====== Records for this task
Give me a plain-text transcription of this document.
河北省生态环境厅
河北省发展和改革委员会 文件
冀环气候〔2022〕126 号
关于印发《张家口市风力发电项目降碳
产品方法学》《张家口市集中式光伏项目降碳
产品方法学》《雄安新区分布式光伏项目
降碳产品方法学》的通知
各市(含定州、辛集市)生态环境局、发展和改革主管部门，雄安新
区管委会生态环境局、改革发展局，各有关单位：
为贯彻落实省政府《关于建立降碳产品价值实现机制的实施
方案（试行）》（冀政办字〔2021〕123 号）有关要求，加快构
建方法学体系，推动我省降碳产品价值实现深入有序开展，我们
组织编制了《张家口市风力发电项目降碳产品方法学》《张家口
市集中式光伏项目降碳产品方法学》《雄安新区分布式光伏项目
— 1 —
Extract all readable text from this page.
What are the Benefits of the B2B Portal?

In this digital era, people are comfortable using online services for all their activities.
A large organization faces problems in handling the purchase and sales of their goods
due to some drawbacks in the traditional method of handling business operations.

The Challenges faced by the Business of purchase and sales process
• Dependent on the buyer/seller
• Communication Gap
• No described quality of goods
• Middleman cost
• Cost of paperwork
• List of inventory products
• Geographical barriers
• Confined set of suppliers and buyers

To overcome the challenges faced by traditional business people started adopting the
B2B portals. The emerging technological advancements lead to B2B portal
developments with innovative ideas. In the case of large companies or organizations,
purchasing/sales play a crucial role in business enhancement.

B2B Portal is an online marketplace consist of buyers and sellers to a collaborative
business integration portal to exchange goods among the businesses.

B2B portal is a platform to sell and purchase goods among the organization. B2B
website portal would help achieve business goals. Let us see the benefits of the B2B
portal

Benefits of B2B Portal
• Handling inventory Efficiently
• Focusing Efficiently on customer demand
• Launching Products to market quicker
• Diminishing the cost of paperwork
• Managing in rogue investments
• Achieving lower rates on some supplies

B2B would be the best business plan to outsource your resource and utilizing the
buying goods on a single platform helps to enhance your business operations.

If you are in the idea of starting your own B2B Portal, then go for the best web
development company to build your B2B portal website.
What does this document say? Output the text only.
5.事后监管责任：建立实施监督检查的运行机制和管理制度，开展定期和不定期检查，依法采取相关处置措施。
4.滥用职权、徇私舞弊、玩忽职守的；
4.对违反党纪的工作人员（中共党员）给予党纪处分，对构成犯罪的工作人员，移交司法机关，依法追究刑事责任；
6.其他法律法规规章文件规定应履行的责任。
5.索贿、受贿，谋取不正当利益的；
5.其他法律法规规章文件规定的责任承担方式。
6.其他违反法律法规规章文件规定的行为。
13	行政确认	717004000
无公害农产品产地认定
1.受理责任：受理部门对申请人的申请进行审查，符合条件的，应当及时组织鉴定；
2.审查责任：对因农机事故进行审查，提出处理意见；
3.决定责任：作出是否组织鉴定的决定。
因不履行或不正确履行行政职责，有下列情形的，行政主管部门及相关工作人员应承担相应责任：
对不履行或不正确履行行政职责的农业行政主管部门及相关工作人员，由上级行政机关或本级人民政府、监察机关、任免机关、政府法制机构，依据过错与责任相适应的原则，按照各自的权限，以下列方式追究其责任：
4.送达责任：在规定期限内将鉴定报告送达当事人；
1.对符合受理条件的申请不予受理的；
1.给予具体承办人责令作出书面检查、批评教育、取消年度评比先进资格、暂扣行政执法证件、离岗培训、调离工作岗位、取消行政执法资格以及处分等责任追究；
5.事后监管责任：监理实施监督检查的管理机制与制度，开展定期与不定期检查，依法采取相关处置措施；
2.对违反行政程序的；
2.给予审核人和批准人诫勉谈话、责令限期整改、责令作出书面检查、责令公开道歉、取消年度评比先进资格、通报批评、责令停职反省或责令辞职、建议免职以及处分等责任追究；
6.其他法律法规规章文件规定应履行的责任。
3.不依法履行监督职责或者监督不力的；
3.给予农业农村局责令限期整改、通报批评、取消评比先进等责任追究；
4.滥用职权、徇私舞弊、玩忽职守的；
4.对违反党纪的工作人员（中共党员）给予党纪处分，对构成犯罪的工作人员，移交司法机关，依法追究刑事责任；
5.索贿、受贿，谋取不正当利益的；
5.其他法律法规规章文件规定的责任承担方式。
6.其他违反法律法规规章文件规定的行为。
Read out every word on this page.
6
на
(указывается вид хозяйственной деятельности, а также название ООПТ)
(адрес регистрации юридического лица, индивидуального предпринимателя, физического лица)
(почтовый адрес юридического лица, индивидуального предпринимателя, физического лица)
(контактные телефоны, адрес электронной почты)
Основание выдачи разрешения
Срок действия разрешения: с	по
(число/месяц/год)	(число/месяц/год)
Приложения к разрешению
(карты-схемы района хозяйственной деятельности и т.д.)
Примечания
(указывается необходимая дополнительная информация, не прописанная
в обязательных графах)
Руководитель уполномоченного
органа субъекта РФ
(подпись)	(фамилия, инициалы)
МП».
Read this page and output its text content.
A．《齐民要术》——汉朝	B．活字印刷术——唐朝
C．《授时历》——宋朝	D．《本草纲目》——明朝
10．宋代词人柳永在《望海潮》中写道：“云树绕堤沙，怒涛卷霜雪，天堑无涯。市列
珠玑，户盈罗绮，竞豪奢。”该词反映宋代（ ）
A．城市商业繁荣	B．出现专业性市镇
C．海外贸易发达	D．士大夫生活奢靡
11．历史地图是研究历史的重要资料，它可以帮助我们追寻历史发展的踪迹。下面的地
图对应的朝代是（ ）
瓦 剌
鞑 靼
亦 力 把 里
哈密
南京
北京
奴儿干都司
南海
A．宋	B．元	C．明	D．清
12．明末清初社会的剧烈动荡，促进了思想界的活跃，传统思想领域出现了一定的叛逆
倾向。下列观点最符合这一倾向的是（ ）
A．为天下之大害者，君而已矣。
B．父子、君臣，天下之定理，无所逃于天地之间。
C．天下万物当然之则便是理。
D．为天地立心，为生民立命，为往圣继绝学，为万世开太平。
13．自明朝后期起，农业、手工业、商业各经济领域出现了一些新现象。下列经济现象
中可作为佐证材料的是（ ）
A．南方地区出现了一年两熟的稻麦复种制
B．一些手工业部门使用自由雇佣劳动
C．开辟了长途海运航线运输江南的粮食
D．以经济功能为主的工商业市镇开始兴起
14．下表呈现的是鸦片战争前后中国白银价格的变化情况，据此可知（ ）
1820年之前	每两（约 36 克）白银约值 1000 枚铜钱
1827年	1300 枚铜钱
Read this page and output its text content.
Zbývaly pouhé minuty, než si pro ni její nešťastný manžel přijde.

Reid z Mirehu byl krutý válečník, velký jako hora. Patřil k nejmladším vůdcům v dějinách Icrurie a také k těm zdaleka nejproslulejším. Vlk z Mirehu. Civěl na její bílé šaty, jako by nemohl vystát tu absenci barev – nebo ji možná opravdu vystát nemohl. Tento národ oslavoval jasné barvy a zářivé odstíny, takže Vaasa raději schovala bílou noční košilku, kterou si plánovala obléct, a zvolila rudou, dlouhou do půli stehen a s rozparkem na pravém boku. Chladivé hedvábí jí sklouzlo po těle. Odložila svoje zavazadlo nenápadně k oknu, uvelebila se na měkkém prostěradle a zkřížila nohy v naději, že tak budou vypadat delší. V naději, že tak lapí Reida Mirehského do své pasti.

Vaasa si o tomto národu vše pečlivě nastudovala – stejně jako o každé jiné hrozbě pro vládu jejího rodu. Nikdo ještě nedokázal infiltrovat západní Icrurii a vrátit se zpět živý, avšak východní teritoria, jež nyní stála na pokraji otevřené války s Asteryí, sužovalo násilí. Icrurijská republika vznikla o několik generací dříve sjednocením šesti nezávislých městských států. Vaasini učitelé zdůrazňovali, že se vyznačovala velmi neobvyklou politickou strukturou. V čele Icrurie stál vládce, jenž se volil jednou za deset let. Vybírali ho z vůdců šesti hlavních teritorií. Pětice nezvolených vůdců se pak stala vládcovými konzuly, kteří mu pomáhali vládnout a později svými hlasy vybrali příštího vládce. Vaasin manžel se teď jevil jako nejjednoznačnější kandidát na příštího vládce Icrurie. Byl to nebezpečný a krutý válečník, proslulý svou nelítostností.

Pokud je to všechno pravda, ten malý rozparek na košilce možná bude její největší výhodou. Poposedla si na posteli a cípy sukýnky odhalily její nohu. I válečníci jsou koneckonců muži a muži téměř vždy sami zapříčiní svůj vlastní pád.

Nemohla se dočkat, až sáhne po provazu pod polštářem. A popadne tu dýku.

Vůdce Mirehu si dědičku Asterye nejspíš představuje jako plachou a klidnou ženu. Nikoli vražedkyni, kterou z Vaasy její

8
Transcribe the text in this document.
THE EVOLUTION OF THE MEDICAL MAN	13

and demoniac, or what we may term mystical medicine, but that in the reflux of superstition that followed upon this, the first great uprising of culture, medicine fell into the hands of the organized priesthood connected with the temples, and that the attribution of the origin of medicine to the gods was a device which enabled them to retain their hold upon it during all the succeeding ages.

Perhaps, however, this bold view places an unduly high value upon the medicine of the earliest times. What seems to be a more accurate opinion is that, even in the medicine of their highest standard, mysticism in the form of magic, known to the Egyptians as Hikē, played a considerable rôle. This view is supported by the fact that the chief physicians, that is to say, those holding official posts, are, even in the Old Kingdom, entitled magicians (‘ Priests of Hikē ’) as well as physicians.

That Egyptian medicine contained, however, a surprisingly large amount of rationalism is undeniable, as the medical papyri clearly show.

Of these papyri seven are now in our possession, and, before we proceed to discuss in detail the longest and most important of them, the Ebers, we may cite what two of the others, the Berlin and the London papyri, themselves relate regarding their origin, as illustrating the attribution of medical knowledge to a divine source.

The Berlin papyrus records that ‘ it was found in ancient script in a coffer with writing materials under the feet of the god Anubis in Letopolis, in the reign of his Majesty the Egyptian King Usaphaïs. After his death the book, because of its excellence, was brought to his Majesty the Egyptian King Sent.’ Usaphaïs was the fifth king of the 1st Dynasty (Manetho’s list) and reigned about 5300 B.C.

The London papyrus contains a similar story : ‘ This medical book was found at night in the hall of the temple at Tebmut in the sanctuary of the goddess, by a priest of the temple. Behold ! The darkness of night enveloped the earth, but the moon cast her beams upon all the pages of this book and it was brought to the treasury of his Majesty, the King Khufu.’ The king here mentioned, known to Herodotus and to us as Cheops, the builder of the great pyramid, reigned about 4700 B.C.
============
### What the task requires:
Gather and copy every line of the data in which the string "Efficiently" is found.

### Full solution:
• Handling inventory Efficiently
• Focusing Efficiently on customer demand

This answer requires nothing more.